Direction: From the listing below, extract every line containing "photo".

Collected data
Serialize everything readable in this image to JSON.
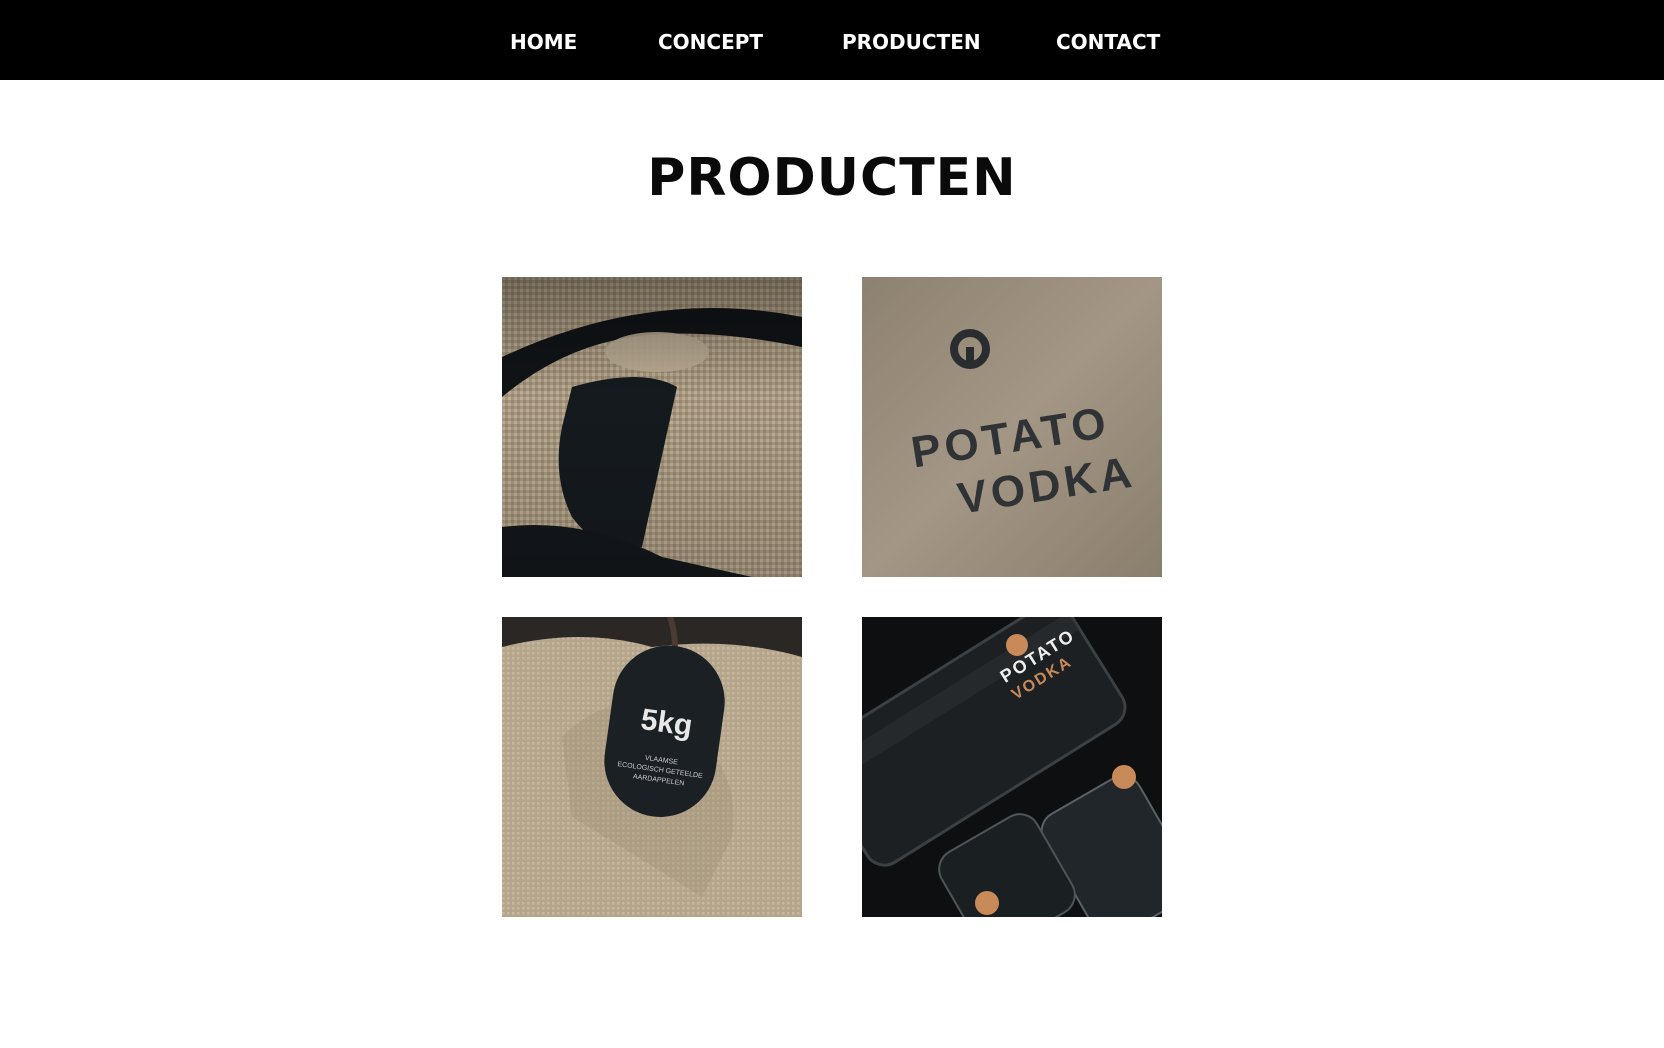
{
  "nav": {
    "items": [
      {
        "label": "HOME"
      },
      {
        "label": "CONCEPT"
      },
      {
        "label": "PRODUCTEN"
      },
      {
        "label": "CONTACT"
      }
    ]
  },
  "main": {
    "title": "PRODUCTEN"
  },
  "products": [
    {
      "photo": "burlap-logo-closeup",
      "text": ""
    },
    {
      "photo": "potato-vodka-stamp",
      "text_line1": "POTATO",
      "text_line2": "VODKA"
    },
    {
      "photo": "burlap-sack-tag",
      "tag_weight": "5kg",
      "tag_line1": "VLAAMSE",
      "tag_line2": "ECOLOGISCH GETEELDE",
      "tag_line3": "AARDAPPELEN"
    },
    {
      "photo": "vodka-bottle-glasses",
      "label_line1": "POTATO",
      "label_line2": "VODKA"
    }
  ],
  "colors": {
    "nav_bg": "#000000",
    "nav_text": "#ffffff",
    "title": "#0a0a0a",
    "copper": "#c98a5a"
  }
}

Solved problem:
      "photo": "burlap-logo-closeup",
      "photo": "potato-vodka-stamp",
      "photo": "burlap-sack-tag",
      "photo": "vodka-bottle-glasses",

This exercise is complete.